[WRITTEN REQUEST] Reproduce all entries precisely, down to the last character.

----- THE RECORDS

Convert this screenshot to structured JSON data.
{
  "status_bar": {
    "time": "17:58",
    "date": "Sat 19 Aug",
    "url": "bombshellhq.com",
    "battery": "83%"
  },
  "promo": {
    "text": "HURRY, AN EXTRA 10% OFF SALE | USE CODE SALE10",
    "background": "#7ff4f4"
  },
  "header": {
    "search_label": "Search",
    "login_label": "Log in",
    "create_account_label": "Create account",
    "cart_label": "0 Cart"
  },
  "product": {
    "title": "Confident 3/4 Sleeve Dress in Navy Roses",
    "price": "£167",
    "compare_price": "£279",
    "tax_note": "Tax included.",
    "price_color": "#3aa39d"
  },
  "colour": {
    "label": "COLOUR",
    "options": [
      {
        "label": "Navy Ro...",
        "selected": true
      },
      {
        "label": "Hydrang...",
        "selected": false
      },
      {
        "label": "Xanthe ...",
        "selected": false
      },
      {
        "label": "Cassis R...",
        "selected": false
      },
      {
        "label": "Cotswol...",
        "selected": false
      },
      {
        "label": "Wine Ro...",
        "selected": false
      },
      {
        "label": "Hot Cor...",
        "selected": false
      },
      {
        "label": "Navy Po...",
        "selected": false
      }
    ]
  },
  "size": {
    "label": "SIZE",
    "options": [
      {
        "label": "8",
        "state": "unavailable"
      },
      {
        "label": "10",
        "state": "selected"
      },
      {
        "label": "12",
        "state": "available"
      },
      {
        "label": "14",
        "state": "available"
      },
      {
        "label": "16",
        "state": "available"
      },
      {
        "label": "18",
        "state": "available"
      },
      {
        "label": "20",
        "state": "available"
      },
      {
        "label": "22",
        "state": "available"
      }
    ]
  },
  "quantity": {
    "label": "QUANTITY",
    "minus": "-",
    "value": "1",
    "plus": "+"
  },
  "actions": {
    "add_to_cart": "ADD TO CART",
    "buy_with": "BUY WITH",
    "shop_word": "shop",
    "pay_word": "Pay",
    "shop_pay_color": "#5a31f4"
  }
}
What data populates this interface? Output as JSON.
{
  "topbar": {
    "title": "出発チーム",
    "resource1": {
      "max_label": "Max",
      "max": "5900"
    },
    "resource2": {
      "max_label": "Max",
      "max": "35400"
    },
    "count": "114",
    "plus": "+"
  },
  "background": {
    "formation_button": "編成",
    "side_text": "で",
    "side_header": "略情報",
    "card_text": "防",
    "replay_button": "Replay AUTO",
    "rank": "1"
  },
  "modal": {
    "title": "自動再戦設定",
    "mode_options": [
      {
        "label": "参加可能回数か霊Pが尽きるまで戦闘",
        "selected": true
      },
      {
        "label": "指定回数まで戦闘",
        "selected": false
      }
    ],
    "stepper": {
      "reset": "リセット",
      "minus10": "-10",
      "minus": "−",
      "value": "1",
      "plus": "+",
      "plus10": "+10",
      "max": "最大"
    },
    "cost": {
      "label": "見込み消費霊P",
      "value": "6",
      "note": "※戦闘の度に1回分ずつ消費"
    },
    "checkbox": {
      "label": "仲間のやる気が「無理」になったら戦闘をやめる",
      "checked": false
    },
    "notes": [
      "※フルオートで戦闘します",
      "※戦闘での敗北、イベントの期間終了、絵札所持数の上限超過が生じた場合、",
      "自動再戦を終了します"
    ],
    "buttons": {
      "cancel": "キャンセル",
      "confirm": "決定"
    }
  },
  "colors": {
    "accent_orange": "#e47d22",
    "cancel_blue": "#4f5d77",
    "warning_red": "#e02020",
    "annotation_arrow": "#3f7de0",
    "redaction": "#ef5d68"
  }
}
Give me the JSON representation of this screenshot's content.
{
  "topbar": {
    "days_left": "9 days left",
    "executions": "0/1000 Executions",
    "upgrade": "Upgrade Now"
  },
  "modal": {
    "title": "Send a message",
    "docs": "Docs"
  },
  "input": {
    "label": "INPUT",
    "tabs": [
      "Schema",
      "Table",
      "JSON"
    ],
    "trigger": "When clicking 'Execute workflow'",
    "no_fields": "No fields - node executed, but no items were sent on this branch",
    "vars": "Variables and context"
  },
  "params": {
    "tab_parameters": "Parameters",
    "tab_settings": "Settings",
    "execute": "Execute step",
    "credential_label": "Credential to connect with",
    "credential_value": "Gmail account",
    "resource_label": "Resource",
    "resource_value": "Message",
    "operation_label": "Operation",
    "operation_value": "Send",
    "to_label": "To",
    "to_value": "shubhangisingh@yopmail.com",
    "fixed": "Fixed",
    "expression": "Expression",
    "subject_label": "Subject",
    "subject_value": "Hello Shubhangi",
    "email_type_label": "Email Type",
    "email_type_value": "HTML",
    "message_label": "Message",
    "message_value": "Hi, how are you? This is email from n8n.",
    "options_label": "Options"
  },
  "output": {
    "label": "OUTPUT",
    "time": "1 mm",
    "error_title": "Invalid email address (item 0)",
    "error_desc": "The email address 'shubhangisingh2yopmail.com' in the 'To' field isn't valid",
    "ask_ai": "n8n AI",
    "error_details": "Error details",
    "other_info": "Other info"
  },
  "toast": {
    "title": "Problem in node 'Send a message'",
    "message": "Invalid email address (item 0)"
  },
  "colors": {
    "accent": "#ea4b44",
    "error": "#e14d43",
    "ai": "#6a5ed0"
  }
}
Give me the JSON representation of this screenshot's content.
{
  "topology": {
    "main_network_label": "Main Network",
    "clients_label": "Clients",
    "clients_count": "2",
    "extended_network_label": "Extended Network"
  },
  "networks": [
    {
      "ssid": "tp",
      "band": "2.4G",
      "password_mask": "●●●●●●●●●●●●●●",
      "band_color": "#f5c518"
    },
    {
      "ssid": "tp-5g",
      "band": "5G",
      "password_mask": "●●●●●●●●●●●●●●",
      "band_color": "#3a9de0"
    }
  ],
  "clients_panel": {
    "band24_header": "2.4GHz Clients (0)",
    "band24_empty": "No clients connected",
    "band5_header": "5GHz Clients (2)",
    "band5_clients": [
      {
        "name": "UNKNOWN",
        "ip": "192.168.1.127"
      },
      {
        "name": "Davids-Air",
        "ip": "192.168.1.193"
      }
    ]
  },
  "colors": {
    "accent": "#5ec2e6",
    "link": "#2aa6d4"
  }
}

----------

[CORRECT ANSWER]
Convert this screenshot to structured JSON data.
{
  "status_bar": {
    "time": "17:58",
    "date": "Sat 19 Aug",
    "url": "bombshellhq.com",
    "battery": "83%"
  },
  "promo": {
    "text": "HURRY, AN EXTRA 10% OFF SALE | USE CODE SALE10",
    "background": "#7ff4f4"
  },
  "header": {
    "search_label": "Search",
    "login_label": "Log in",
    "create_account_label": "Create account",
    "cart_label": "0 Cart"
  },
  "product": {
    "title": "Confident 3/4 Sleeve Dress in Navy Roses",
    "price": "£167",
    "compare_price": "£279",
    "tax_note": "Tax included.",
    "price_color": "#3aa39d"
  },
  "colour": {
    "label": "COLOUR",
    "options": [
      {
        "label": "Navy Ro...",
        "selected": true
      },
      {
        "label": "Hydrang...",
        "selected": false
      },
      {
        "label": "Xanthe ...",
        "selected": false
      },
      {
        "label": "Cassis R...",
        "selected": false
      },
      {
        "label": "Cotswol...",
        "selected": false
      },
      {
        "label": "Wine Ro...",
        "selected": false
      },
      {
        "label": "Hot Cor...",
        "selected": false
      },
      {
        "label": "Navy Po...",
        "selected": false
      }
    ]
  },
  "size": {
    "label": "SIZE",
    "options": [
      {
        "label": "8",
        "state": "unavailable"
      },
      {
        "label": "10",
        "state": "selected"
      },
      {
        "label": "12",
        "state": "available"
      },
      {
        "label": "14",
        "state": "available"
      },
      {
        "label": "16",
        "state": "available"
      },
      {
        "label": "18",
        "state": "available"
      },
      {
        "label": "20",
        "state": "available"
      },
      {
        "label": "22",
        "state": "available"
      }
    ]
  },
  "quantity": {
    "label": "QUANTITY",
    "minus": "-",
    "value": "1",
    "plus": "+"
  },
  "actions": {
    "add_to_cart": "ADD TO CART",
    "buy_with": "BUY WITH",
    "shop_word": "shop",
    "pay_word": "Pay",
    "shop_pay_color": "#5a31f4"
  }
}
What data populates this interface? Output as JSON.
{
  "topbar": {
    "title": "出発チーム",
    "resource1": {
      "max_label": "Max",
      "max": "5900"
    },
    "resource2": {
      "max_label": "Max",
      "max": "35400"
    },
    "count": "114",
    "plus": "+"
  },
  "background": {
    "formation_button": "編成",
    "side_text": "で",
    "side_header": "略情報",
    "card_text": "防",
    "replay_button": "Replay AUTO",
    "rank": "1"
  },
  "modal": {
    "title": "自動再戦設定",
    "mode_options": [
      {
        "label": "参加可能回数か霊Pが尽きるまで戦闘",
        "selected": true
      },
      {
        "label": "指定回数まで戦闘",
        "selected": false
      }
    ],
    "stepper": {
      "reset": "リセット",
      "minus10": "-10",
      "minus": "−",
      "value": "1",
      "plus": "+",
      "plus10": "+10",
      "max": "最大"
    },
    "cost": {
      "label": "見込み消費霊P",
      "value": "6",
      "note": "※戦闘の度に1回分ずつ消費"
    },
    "checkbox": {
      "label": "仲間のやる気が「無理」になったら戦闘をやめる",
      "checked": false
    },
    "notes": [
      "※フルオートで戦闘します",
      "※戦闘での敗北、イベントの期間終了、絵札所持数の上限超過が生じた場合、",
      "自動再戦を終了します"
    ],
    "buttons": {
      "cancel": "キャンセル",
      "confirm": "決定"
    }
  },
  "colors": {
    "accent_orange": "#e47d22",
    "cancel_blue": "#4f5d77",
    "warning_red": "#e02020",
    "annotation_arrow": "#3f7de0",
    "redaction": "#ef5d68"
  }
}
Give me the JSON representation of this screenshot's content.
{
  "topbar": {
    "days_left": "9 days left",
    "executions": "0/1000 Executions",
    "upgrade": "Upgrade Now"
  },
  "modal": {
    "title": "Send a message",
    "docs": "Docs"
  },
  "input": {
    "label": "INPUT",
    "tabs": [
      "Schema",
      "Table",
      "JSON"
    ],
    "trigger": "When clicking 'Execute workflow'",
    "no_fields": "No fields - node executed, but no items were sent on this branch",
    "vars": "Variables and context"
  },
  "params": {
    "tab_parameters": "Parameters",
    "tab_settings": "Settings",
    "execute": "Execute step",
    "credential_label": "Credential to connect with",
    "credential_value": "Gmail account",
    "resource_label": "Resource",
    "resource_value": "Message",
    "operation_label": "Operation",
    "operation_value": "Send",
    "to_label": "To",
    "to_value": "shubhangisingh@yopmail.com",
    "fixed": "Fixed",
    "expression": "Expression",
    "subject_label": "Subject",
    "subject_value": "Hello Shubhangi",
    "email_type_label": "Email Type",
    "email_type_value": "HTML",
    "message_label": "Message",
    "message_value": "Hi, how are you? This is email from n8n.",
    "options_label": "Options"
  },
  "output": {
    "label": "OUTPUT",
    "time": "1 mm",
    "error_title": "Invalid email address (item 0)",
    "error_desc": "The email address 'shubhangisingh2yopmail.com' in the 'To' field isn't valid",
    "ask_ai": "n8n AI",
    "error_details": "Error details",
    "other_info": "Other info"
  },
  "toast": {
    "title": "Problem in node 'Send a message'",
    "message": "Invalid email address (item 0)"
  },
  "colors": {
    "accent": "#ea4b44",
    "error": "#e14d43",
    "ai": "#6a5ed0"
  }
}
Give me the JSON representation of this screenshot's content.
{
  "topology": {
    "main_network_label": "Main Network",
    "clients_label": "Clients",
    "clients_count": "2",
    "extended_network_label": "Extended Network"
  },
  "networks": [
    {
      "ssid": "tp",
      "band": "2.4G",
      "password_mask": "●●●●●●●●●●●●●●",
      "band_color": "#f5c518"
    },
    {
      "ssid": "tp-5g",
      "band": "5G",
      "password_mask": "●●●●●●●●●●●●●●",
      "band_color": "#3a9de0"
    }
  ],
  "clients_panel": {
    "band24_header": "2.4GHz Clients (0)",
    "band24_empty": "No clients connected",
    "band5_header": "5GHz Clients (2)",
    "band5_clients": [
      {
        "name": "UNKNOWN",
        "ip": "192.168.1.127"
      },
      {
        "name": "Davids-Air",
        "ip": "192.168.1.193"
      }
    ]
  },
  "colors": {
    "accent": "#5ec2e6",
    "link": "#2aa6d4"
  }
}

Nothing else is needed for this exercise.